== Directions ==
Rewrite the stretch of records from the line containing "tablet-screen: October 2014" through the line containing "mac-app-title: Calendar (420, 207, 452, 215)", changing "feature-underline" to "feature-divider" and leaving everything else as it is.

== Source material ==
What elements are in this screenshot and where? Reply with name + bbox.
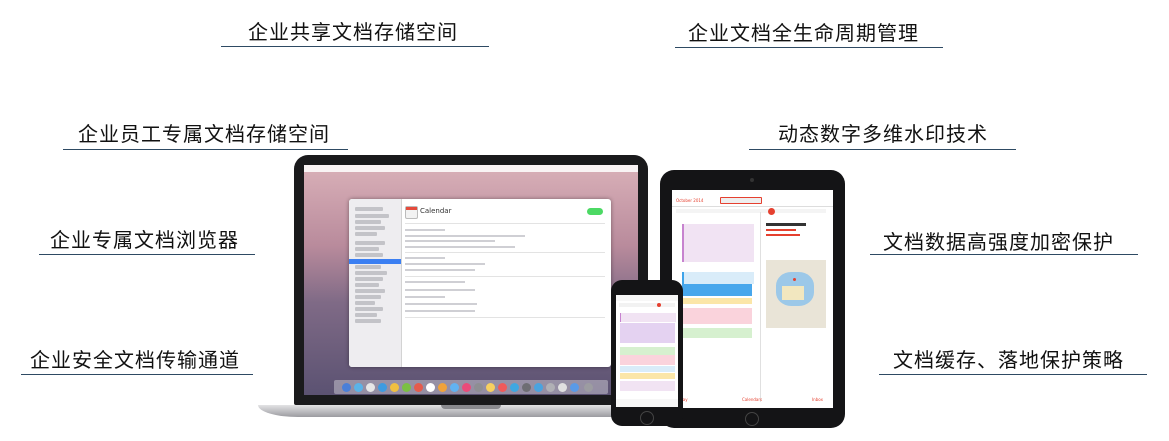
tablet-screen: October 2014 Today Calendars Inbox (672, 190, 833, 408)
feature-label-encryption: 文档数据高强度加密保护 (883, 230, 1114, 254)
mac-menubar (304, 165, 638, 172)
laptop-notch (441, 405, 501, 409)
feature-underline (63, 149, 348, 150)
feature-label-lifecycle: 企业文档全生命周期管理 (688, 21, 919, 45)
tablet-home-button (745, 412, 759, 426)
mac-app-title: Calendar (420, 207, 452, 215)
feature-underline (21, 374, 253, 375)
feature-underline (870, 254, 1138, 255)
mac-dock (334, 380, 608, 394)
feature-label-watermark: 动态数字多维水印技术 (778, 122, 988, 146)
feature-underline (39, 254, 255, 255)
laptop-lid: Calendar (294, 155, 648, 405)
feature-underline (221, 46, 489, 47)
feature-underline (675, 47, 943, 48)
laptop-screen: Calendar (304, 165, 638, 395)
feature-label-doc-browser: 企业专属文档浏览器 (50, 228, 239, 252)
phone-screen (616, 295, 678, 407)
tablet-month-title: October 2014 (676, 198, 704, 203)
tablet-footer-inbox: Inbox (812, 397, 823, 402)
calendar-icon (405, 206, 418, 219)
tablet-illustration: October 2014 Today Calendars Inbox (660, 170, 845, 428)
phone-illustration (611, 280, 683, 426)
service-toggle (587, 208, 603, 215)
tablet-footer-calendars: Calendars (742, 397, 763, 402)
server-app-window: Calendar (349, 199, 611, 367)
feature-underline (879, 374, 1147, 375)
feature-label-employee-storage: 企业员工专属文档存储空间 (78, 122, 330, 146)
feature-label-shared-storage: 企业共享文档存储空间 (248, 20, 458, 44)
tablet-camera (750, 178, 754, 182)
server-app-sidebar (349, 199, 402, 367)
feature-label-cache-protection: 文档缓存、落地保护策略 (893, 348, 1124, 372)
phone-home-button (640, 411, 654, 425)
feature-underline (749, 149, 1016, 150)
feature-label-secure-transfer: 企业安全文档传输通道 (30, 348, 240, 372)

== Solution to this task ==
tablet-screen: October 2014 Today Calendars Inbox (672, 190, 833, 408)
feature-label-encryption: 文档数据高强度加密保护 (883, 230, 1114, 254)
mac-menubar (304, 165, 638, 172)
laptop-notch (441, 405, 501, 409)
feature-divider (63, 149, 348, 150)
feature-label-lifecycle: 企业文档全生命周期管理 (688, 21, 919, 45)
tablet-home-button (745, 412, 759, 426)
mac-app-title: Calendar (420, 207, 452, 215)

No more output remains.